> **What you will do**: Write out the data below in full, unchanged, minus the images.

> **Material for the task**:
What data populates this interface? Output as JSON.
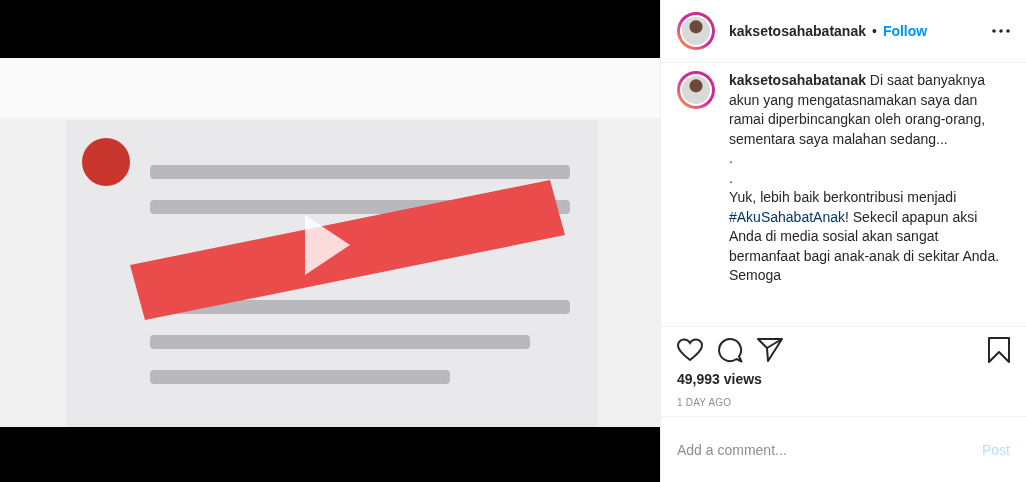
{
  "header": {
    "username": "kaksetosahabatanak",
    "separator": "•",
    "follow": "Follow"
  },
  "caption": {
    "author": "kaksetosahabatanak",
    "paragraphs": [
      [
        {
          "kind": "text",
          "text": "Di saat banyaknya akun yang mengatasnamakan saya dan ramai diperbincangkan oleh orang-orang, sementara saya malahan sedang..."
        }
      ],
      [
        {
          "kind": "text",
          "text": "."
        }
      ],
      [
        {
          "kind": "text",
          "text": "."
        }
      ],
      [
        {
          "kind": "text",
          "text": "Yuk, lebih baik berkontribusi menjadi "
        },
        {
          "kind": "hashtag",
          "text": "#AkuSahabatAnak"
        },
        {
          "kind": "text",
          "text": "! Sekecil apapun aksi Anda di media sosial akan sangat bermanfaat bagi anak-anak di sekitar Anda. Semoga"
        }
      ]
    ]
  },
  "views": "49,993 views",
  "time": "1 DAY AGO",
  "comment": {
    "placeholder": "Add a comment...",
    "post": "Post",
    "post_disabled": true
  }
}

> **Exercise solution**:
What data populates this interface? Output as JSON.
{
  "header": {
    "username": "kaksetosahabatanak",
    "separator": "•",
    "follow": "Follow"
  },
  "caption": {
    "author": "kaksetosahabatanak",
    "paragraphs": [
      [
        {
          "kind": "text",
          "text": "Di saat banyaknya akun yang mengatasnamakan saya dan ramai diperbincangkan oleh orang-orang, sementara saya malahan sedang..."
        }
      ],
      [
        {
          "kind": "text",
          "text": "."
        }
      ],
      [
        {
          "kind": "text",
          "text": "."
        }
      ],
      [
        {
          "kind": "text",
          "text": "Yuk, lebih baik berkontribusi menjadi "
        },
        {
          "kind": "hashtag",
          "text": "#AkuSahabatAnak"
        },
        {
          "kind": "text",
          "text": "! Sekecil apapun aksi Anda di media sosial akan sangat bermanfaat bagi anak-anak di sekitar Anda. Semoga"
        }
      ]
    ]
  },
  "views": "49,993 views",
  "time": "1 DAY AGO",
  "comment": {
    "placeholder": "Add a comment...",
    "post": "Post",
    "post_disabled": true
  }
}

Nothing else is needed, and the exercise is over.